# DATA TO USE
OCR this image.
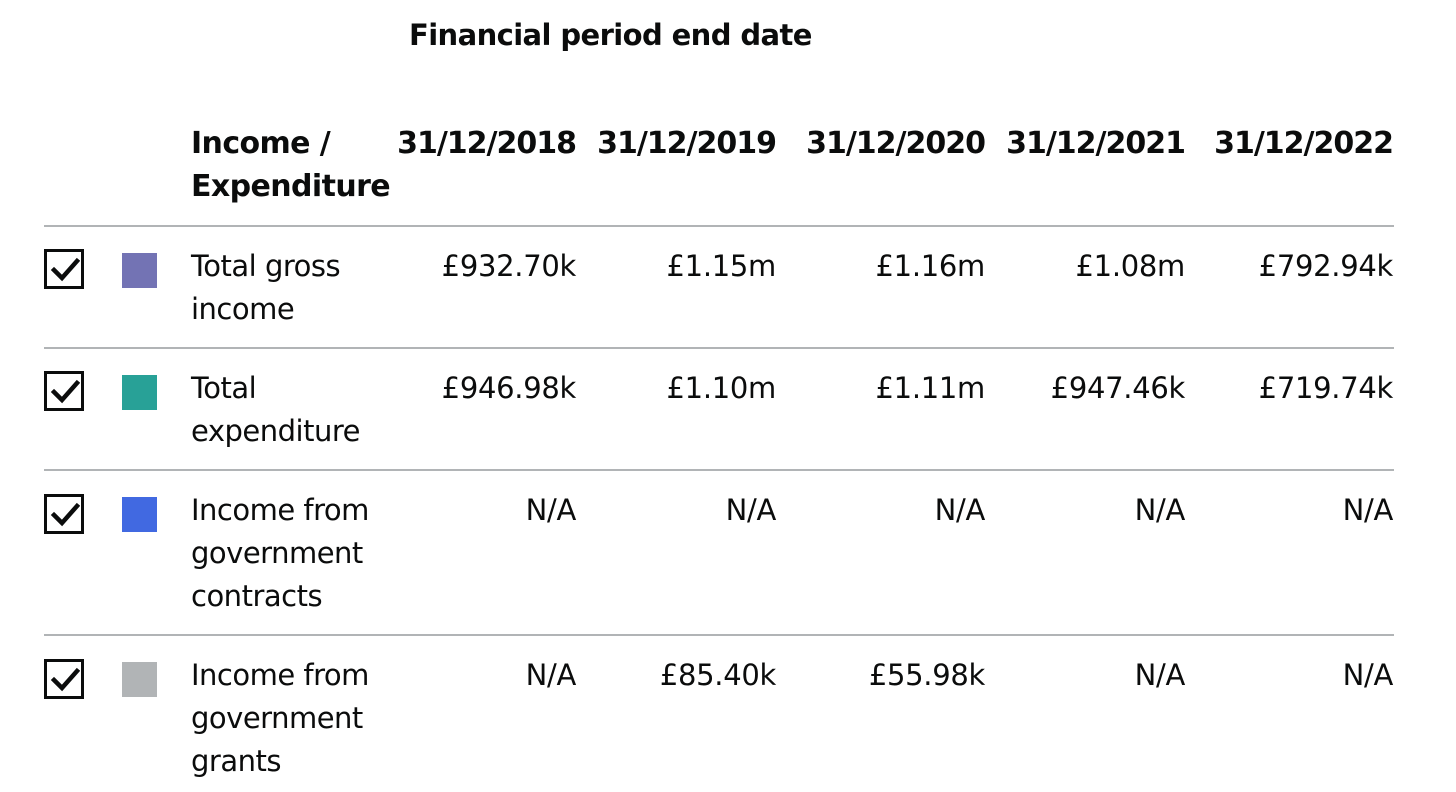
Financial period end date
Income / Expenditure
31/12/2018 31/12/2019	31/12/2020 31/12/2021 31/12/2022
Total gross income
£932.70k	£1.15m	£1.16m	£1.08m	£792.94k
Total expenditure
£946.98k	£1.10m	£1.11m	£947.46k	£719.74k
Income from government contracts
N/A	N/A	N/A	N/A	N/A
Income from government grants
N/A	£85.40k	£55.98k	N/A	N/A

# DIRECTIONS
Reproduce all of the material exactly, apart from the pictures.

# RESULT
OCR this image.
Financial period end date
Income / Expenditure
31/12/2018 31/12/2019	31/12/2020 31/12/2021 31/12/2022
Total gross income
£932.70k	£1.15m	£1.16m	£1.08m	£792.94k
Total expenditure
£946.98k	£1.10m	£1.11m	£947.46k	£719.74k
Income from government contracts
N/A	N/A	N/A	N/A	N/A
Income from government grants
N/A	£85.40k	£55.98k	N/A	N/A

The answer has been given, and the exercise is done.